PROBLEM REQUIREMENTS: Every line of the data that contains the string "Account" must be copied.

Extracted data entries:
-*-*-

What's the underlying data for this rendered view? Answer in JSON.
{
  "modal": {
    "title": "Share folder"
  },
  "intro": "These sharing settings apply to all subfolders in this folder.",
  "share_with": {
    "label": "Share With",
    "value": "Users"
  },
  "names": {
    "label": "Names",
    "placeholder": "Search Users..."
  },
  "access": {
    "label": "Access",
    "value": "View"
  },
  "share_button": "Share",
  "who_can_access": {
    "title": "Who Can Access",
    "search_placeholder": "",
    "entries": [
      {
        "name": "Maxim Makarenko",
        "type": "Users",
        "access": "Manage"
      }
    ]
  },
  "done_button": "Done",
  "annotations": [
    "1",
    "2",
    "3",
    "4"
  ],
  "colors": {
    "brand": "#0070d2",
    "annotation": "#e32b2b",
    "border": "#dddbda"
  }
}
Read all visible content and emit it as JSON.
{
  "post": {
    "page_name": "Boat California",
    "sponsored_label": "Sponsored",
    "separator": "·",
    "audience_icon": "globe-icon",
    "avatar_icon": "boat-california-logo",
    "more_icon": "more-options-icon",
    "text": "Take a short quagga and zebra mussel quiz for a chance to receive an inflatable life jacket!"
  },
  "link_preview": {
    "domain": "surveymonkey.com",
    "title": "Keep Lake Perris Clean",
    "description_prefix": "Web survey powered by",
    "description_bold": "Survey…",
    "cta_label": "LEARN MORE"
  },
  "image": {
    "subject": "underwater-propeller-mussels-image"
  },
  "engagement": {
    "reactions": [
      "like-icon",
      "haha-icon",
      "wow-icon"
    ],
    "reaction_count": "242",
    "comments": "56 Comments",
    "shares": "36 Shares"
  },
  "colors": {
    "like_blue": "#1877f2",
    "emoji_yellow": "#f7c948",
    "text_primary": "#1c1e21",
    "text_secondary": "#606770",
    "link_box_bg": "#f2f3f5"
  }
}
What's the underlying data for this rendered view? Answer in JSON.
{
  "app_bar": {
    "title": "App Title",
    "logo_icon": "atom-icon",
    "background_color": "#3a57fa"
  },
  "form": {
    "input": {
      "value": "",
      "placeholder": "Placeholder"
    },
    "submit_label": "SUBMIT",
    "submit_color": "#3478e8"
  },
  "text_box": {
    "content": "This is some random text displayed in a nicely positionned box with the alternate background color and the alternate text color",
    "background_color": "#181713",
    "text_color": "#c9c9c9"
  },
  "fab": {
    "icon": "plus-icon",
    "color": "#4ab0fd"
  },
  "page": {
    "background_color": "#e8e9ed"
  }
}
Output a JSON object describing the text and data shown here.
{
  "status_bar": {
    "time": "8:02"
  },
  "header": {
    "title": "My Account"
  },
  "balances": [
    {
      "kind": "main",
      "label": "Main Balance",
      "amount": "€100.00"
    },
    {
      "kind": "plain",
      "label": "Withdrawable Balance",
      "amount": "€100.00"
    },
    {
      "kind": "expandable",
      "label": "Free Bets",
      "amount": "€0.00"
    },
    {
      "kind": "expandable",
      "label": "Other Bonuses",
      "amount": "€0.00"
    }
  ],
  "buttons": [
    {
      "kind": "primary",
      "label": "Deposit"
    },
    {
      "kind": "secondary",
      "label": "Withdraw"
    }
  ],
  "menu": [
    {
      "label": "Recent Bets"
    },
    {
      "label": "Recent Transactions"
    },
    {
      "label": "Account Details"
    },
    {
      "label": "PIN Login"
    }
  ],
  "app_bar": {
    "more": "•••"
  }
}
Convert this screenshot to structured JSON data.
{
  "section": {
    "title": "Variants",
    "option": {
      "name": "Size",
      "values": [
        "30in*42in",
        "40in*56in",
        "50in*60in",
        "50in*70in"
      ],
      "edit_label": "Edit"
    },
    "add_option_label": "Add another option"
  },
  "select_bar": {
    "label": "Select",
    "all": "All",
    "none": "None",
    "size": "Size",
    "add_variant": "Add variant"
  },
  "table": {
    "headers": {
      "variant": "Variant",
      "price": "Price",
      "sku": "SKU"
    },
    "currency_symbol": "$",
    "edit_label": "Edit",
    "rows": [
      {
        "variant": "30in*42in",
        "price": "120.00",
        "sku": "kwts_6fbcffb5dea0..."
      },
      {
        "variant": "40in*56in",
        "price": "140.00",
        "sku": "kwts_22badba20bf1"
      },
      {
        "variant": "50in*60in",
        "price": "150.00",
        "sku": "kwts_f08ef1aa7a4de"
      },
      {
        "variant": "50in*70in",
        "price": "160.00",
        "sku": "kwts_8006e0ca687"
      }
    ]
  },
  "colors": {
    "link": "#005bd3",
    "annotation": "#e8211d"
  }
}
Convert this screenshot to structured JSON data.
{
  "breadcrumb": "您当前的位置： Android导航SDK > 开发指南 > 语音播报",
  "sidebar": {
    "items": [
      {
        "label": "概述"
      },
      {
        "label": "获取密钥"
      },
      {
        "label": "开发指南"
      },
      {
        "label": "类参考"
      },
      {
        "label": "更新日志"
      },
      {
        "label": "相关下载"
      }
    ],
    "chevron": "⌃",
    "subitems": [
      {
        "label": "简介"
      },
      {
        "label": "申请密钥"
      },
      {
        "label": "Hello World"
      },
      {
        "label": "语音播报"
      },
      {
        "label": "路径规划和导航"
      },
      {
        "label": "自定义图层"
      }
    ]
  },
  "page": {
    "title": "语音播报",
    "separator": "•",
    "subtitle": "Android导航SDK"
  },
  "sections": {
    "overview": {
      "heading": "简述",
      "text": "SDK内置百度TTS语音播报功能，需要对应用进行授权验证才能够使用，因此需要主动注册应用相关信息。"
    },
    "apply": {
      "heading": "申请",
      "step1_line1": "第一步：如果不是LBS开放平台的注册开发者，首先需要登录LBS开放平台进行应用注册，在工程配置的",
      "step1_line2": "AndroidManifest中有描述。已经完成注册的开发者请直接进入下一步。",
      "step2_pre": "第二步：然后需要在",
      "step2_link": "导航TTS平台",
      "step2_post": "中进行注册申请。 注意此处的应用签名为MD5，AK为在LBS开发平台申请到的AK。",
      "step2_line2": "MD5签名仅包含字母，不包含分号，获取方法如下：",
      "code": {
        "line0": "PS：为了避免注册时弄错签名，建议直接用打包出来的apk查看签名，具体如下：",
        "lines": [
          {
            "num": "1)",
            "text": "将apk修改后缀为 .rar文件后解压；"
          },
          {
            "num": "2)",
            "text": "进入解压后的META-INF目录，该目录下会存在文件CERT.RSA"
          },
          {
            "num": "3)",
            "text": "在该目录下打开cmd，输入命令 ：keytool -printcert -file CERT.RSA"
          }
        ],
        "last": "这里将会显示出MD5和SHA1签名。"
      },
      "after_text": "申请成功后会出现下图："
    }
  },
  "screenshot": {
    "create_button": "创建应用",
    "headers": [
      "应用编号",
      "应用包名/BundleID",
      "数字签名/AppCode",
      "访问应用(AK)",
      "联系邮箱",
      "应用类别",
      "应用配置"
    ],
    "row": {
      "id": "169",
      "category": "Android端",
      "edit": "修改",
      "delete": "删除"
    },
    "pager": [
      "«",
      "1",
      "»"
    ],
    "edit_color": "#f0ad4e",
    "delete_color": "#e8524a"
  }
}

-*-*-

OUTPUT FOR THIS EXERCISE:
    "title": "My Account"
      "label": "Account Details"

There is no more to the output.